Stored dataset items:
......

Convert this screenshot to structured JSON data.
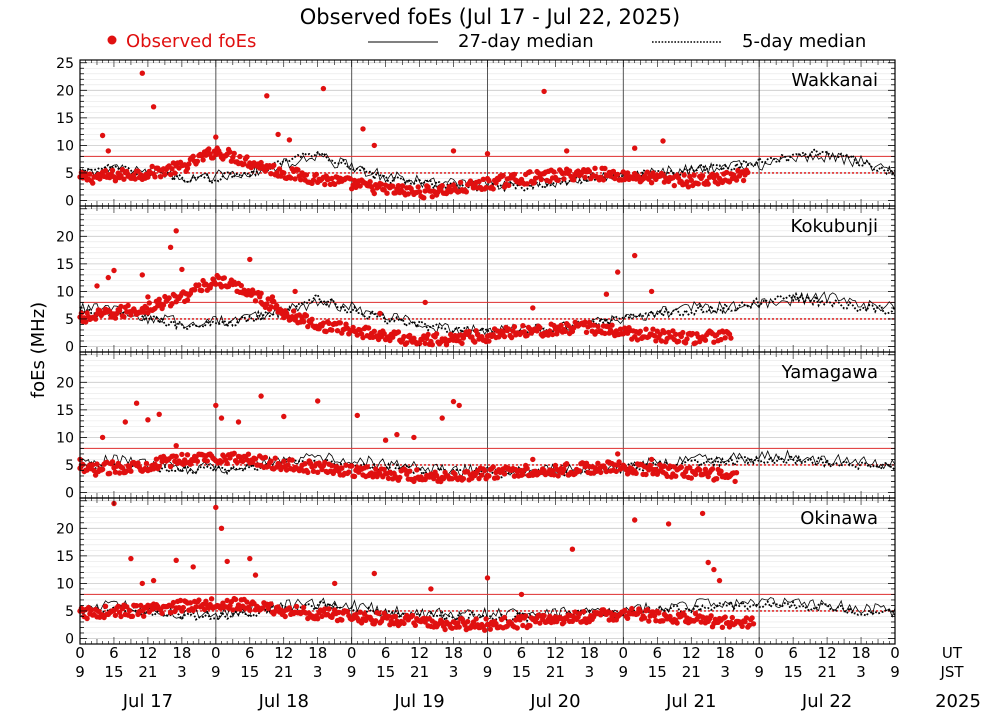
{
  "colors": {
    "observed": "#e01010",
    "threshold": "#e03030",
    "median": "#000000",
    "grid": "#c8c8c8",
    "axis": "#000000"
  },
  "chart_data": {
    "type": "scatter",
    "title": "Observed foEs (Jul 17 - Jul 22, 2025)",
    "ylabel": "foEs (MHz)",
    "legend": {
      "observed": "Observed foEs",
      "median27": "27-day median",
      "median5": "5-day median"
    },
    "ylim": [
      -1,
      25.5
    ],
    "yticks_top_panel": [
      0,
      5,
      10,
      15,
      20,
      25
    ],
    "yticks_other_panels": [
      0,
      5,
      10,
      15,
      20
    ],
    "reference_lines": {
      "solid": 8,
      "dotted": 5
    },
    "xaxis": {
      "days": [
        "Jul 17",
        "Jul 18",
        "Jul 19",
        "Jul 20",
        "Jul 21",
        "Jul 22"
      ],
      "ut_labels": [
        "0",
        "6",
        "12",
        "18",
        "0",
        "6",
        "12",
        "18",
        "0",
        "6",
        "12",
        "18",
        "0",
        "6",
        "12",
        "18",
        "0",
        "6",
        "12",
        "18",
        "0",
        "6",
        "12",
        "18",
        "0"
      ],
      "jst_labels": [
        "9",
        "15",
        "21",
        "3",
        "9",
        "15",
        "21",
        "3",
        "9",
        "15",
        "21",
        "3",
        "9",
        "15",
        "21",
        "3",
        "9",
        "15",
        "21",
        "3",
        "9",
        "15",
        "21",
        "3",
        "9"
      ],
      "ut_tag": "UT",
      "jst_tag": "JST",
      "year": "2025"
    },
    "stations": [
      {
        "name": "Wakkanai",
        "observed_hours": 118,
        "median27": [
          5,
          5.5,
          5,
          4,
          4.5,
          5,
          6.5,
          8,
          6,
          4.5,
          3.5,
          3,
          3,
          3,
          3.5,
          4,
          4.5,
          5,
          5.5,
          6,
          6.5,
          7.5,
          8,
          7
        ],
        "median5": [
          5,
          6,
          5,
          4,
          4,
          5,
          7,
          9,
          6,
          4,
          3,
          2.5,
          2.5,
          2.5,
          3,
          4,
          4.5,
          5,
          5.5,
          6,
          7,
          8,
          9,
          7
        ],
        "observed_series": [
          4,
          4.5,
          5,
          6,
          9,
          7,
          5,
          4,
          3,
          2,
          1.5,
          2,
          3,
          4,
          4.5,
          5,
          4.5,
          4,
          3.5,
          4,
          5,
          5.5,
          6,
          5
        ],
        "spikes": [
          [
            1,
            4.5
          ],
          [
            4,
            11.8
          ],
          [
            5,
            9
          ],
          [
            11,
            23.1
          ],
          [
            13,
            17
          ],
          [
            24,
            11.5
          ],
          [
            33,
            19
          ],
          [
            35,
            12
          ],
          [
            37,
            11
          ],
          [
            43,
            20.3
          ],
          [
            50,
            13
          ],
          [
            52,
            10
          ],
          [
            66,
            9
          ],
          [
            72,
            8.5
          ],
          [
            82,
            19.8
          ],
          [
            86,
            9
          ],
          [
            98,
            9.5
          ],
          [
            103,
            10.8
          ]
        ]
      },
      {
        "name": "Kokubunji",
        "observed_hours": 115,
        "median27": [
          7,
          6.5,
          5,
          4.5,
          4.5,
          5,
          6.5,
          8,
          7,
          5.5,
          4,
          3,
          3,
          3,
          3.5,
          4,
          5,
          6,
          7,
          7,
          7.5,
          8.5,
          9,
          7.5
        ],
        "median5": [
          6.5,
          6,
          5,
          4,
          4,
          5,
          6.5,
          9,
          6.5,
          5,
          4,
          3,
          2.5,
          3,
          3,
          4,
          5,
          6,
          6.5,
          7,
          8,
          9,
          8,
          7
        ],
        "observed_series": [
          5,
          6,
          7,
          9,
          12,
          10,
          6,
          4,
          3,
          2,
          1,
          1.5,
          2,
          3,
          3,
          3.5,
          2.5,
          2,
          1.5,
          2,
          3,
          4,
          5,
          4
        ],
        "spikes": [
          [
            3,
            11
          ],
          [
            5,
            12.5
          ],
          [
            6,
            13.8
          ],
          [
            11,
            13
          ],
          [
            12,
            9
          ],
          [
            16,
            18
          ],
          [
            17,
            21
          ],
          [
            18,
            14
          ],
          [
            25,
            11
          ],
          [
            30,
            15.8
          ],
          [
            32,
            8
          ],
          [
            34,
            9
          ],
          [
            38,
            10
          ],
          [
            53,
            6
          ],
          [
            61,
            8
          ],
          [
            80,
            7
          ],
          [
            93,
            9.5
          ],
          [
            95,
            13.5
          ],
          [
            98,
            16.5
          ],
          [
            101,
            10
          ]
        ]
      },
      {
        "name": "Yamagawa",
        "observed_hours": 116,
        "median27": [
          5,
          6,
          5,
          4.5,
          4.5,
          5,
          6,
          6.5,
          6,
          5,
          4.5,
          4,
          4,
          4,
          4,
          4.5,
          5,
          5.5,
          6,
          6,
          6.5,
          6.5,
          6,
          5.5
        ],
        "median5": [
          4.5,
          5,
          4.5,
          4,
          4,
          4.5,
          5.5,
          6,
          5,
          4.5,
          4,
          3.5,
          3.5,
          3.5,
          3.5,
          4,
          4.5,
          5,
          5.5,
          5.5,
          6,
          6,
          5.5,
          5
        ],
        "observed_series": [
          4,
          4.5,
          5,
          6,
          6.5,
          6,
          5,
          4.5,
          4,
          3.5,
          3,
          3,
          3.5,
          4,
          4,
          4.5,
          4.5,
          4,
          3.5,
          3,
          3,
          3.5,
          4,
          4.5
        ],
        "spikes": [
          [
            0,
            6
          ],
          [
            4,
            10
          ],
          [
            8,
            12.8
          ],
          [
            10,
            16.2
          ],
          [
            12,
            13.2
          ],
          [
            14,
            14.2
          ],
          [
            17,
            8.5
          ],
          [
            24,
            15.8
          ],
          [
            25,
            13.5
          ],
          [
            28,
            12.8
          ],
          [
            32,
            17.5
          ],
          [
            36,
            13.8
          ],
          [
            42,
            16.6
          ],
          [
            49,
            14
          ],
          [
            54,
            9.5
          ],
          [
            56,
            10.5
          ],
          [
            59,
            10
          ],
          [
            64,
            13.5
          ],
          [
            66,
            16.5
          ],
          [
            67,
            15.8
          ],
          [
            80,
            6
          ],
          [
            95,
            7
          ],
          [
            101,
            6
          ]
        ]
      },
      {
        "name": "Okinawa",
        "observed_hours": 119,
        "median27": [
          5,
          6,
          5.5,
          4.5,
          4.5,
          5,
          6,
          6.5,
          6,
          5,
          4.5,
          4.5,
          4.5,
          4.5,
          4.5,
          5,
          5,
          5.5,
          6,
          6.5,
          6.5,
          6.5,
          6,
          5.5
        ],
        "median5": [
          4.5,
          5.5,
          5,
          4,
          4,
          4.5,
          5.5,
          6,
          5.5,
          4.5,
          4,
          4,
          4,
          4,
          4,
          4.5,
          4.5,
          5,
          5.5,
          6,
          6,
          6,
          5.5,
          5
        ],
        "observed_series": [
          4.5,
          5,
          5,
          6,
          6.5,
          6,
          5,
          4.5,
          4,
          3.5,
          3,
          2.5,
          2.5,
          3,
          3.5,
          4,
          4.5,
          4,
          3.5,
          3,
          3,
          3.5,
          4,
          4.5
        ],
        "spikes": [
          [
            6,
            24.5
          ],
          [
            9,
            14.5
          ],
          [
            11,
            10
          ],
          [
            13,
            10.5
          ],
          [
            17,
            14.2
          ],
          [
            20,
            13
          ],
          [
            24,
            23.8
          ],
          [
            25,
            20
          ],
          [
            26,
            14
          ],
          [
            30,
            14.5
          ],
          [
            31,
            11.5
          ],
          [
            45,
            10
          ],
          [
            52,
            11.8
          ],
          [
            62,
            9
          ],
          [
            72,
            11
          ],
          [
            78,
            8
          ],
          [
            87,
            16.2
          ],
          [
            98,
            21.5
          ],
          [
            104,
            20.8
          ],
          [
            110,
            22.7
          ],
          [
            111,
            13.8
          ],
          [
            112,
            12.5
          ],
          [
            113,
            10.5
          ]
        ]
      }
    ]
  }
}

......

Exercise requirements:
Show every line from the entries above in which the word "name" appears.

Output:
        "name": "Wakkanai",
        "name": "Kokubunji",
        "name": "Yamagawa",
        "name": "Okinawa",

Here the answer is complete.